*TEXTO PARA LEER*:
+--

Amílcar Pérez, un hombre sencillo y trabajador, se sentaba paciente mientras las tijeras pasaban por su cabello como si fueran alas de mariposas. “Me siento como si volara”, bromeó con una sonrisa tímida, comparando el simple acto de cortarse el cabello con un momento de liberación. Había venido por unas matas de naranja que crecerían en su terreno, donde ya cultivaba mango, papaya y guayaba. Pero hoy se llevaba más que eso: se llevaba la sensación de pertenecer a algo más grande, a una comunidad que por fin veía a su gobierno como un aliado y no como una sombra inalcanzable.
CARNE FRESCA, UN RESPIRO ECONÓMICO
No muy lejos de allí, Julián de la Cruz Izquierdo hacía fila para comprar un kilo de bistec. El aire olía a carne fresca, y las manos de los tablajeros eran como artesanos modelando la arcilla, creando la base para la comida de muchas familias. Los ganchos de los que colgaban la chuleta y el bistec ya estaban vacíos, agotados por la demanda, pero el alma del lugar permanecía llena, porque en cada corte, en cada transacción, la gente sentía que esta vez, el gobierno estaba verdaderamente con ellos. Julián, de Progreso Tular Segunda, no solo ahorró unos pesos, sino que sintió que, por primera vez, lo cotidiano se volvía extraordinario. “Con esto, cenaremos mejor hoy”, dijo con una sonrisa que iluminaba su rostro como el sol después de la tormenta.

+--

*SOLICITUD DE TRABAJO*: ¿Cómo queda el tramo del texto sobre la venta de carne que va desde "CARNE FRESCA, UN" hasta "de la tormenta." si reemplazas "bistec" por "pollo"? Para responder, apóyate únicamente en el texto.

+--

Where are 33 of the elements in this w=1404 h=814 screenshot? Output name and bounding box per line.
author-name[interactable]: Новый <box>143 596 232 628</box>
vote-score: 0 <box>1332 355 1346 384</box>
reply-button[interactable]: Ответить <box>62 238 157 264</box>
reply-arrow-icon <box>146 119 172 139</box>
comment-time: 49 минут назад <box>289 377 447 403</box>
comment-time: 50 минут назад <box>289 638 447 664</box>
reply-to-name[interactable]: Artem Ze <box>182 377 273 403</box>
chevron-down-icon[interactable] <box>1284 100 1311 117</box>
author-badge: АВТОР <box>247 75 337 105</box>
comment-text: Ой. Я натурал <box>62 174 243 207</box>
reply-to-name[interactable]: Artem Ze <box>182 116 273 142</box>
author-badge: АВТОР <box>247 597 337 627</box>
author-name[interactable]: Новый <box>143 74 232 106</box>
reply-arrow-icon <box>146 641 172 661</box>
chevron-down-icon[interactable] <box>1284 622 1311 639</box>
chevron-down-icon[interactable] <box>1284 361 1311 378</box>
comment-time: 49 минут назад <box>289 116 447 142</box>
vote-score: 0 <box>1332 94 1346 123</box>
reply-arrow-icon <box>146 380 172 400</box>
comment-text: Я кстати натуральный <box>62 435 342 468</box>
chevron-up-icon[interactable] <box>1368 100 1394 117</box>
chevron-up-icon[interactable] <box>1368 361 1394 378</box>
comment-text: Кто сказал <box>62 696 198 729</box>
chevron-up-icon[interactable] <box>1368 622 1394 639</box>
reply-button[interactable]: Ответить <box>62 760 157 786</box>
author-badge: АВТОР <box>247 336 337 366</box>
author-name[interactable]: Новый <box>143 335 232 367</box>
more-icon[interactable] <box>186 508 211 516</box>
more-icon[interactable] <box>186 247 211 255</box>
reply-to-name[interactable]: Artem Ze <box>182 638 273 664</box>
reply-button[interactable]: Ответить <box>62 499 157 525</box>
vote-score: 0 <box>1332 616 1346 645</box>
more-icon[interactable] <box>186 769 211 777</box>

+--

*RESPUESTA*:
CARNE FRESCA, UN RESPIRO ECONÓMICO
No muy lejos de allí, Julián de la Cruz Izquierdo hacía fila para comprar un kilo de pollo. El aire olía a carne fresca, y las manos de los tablajeros eran como artesanos modelando la arcilla, creando la base para la comida de muchas familias. Los ganchos de los que colgaban la chuleta y el pollo ya estaban vacíos, agotados por la demanda, pero el alma del lugar permanecía llena, porque en cada corte, en cada transacción, la gente sentía que esta vez, el gobierno estaba verdaderamente con ellos. Julián, de Progreso Tular Segunda, no solo ahorró unos pesos, sino que sintió que, por primera vez, lo cotidiano se volvía extraordinario. “Con esto, cenaremos mejor hoy”, dijo con una sonrisa que iluminaba su rostro como el sol después de la tormenta.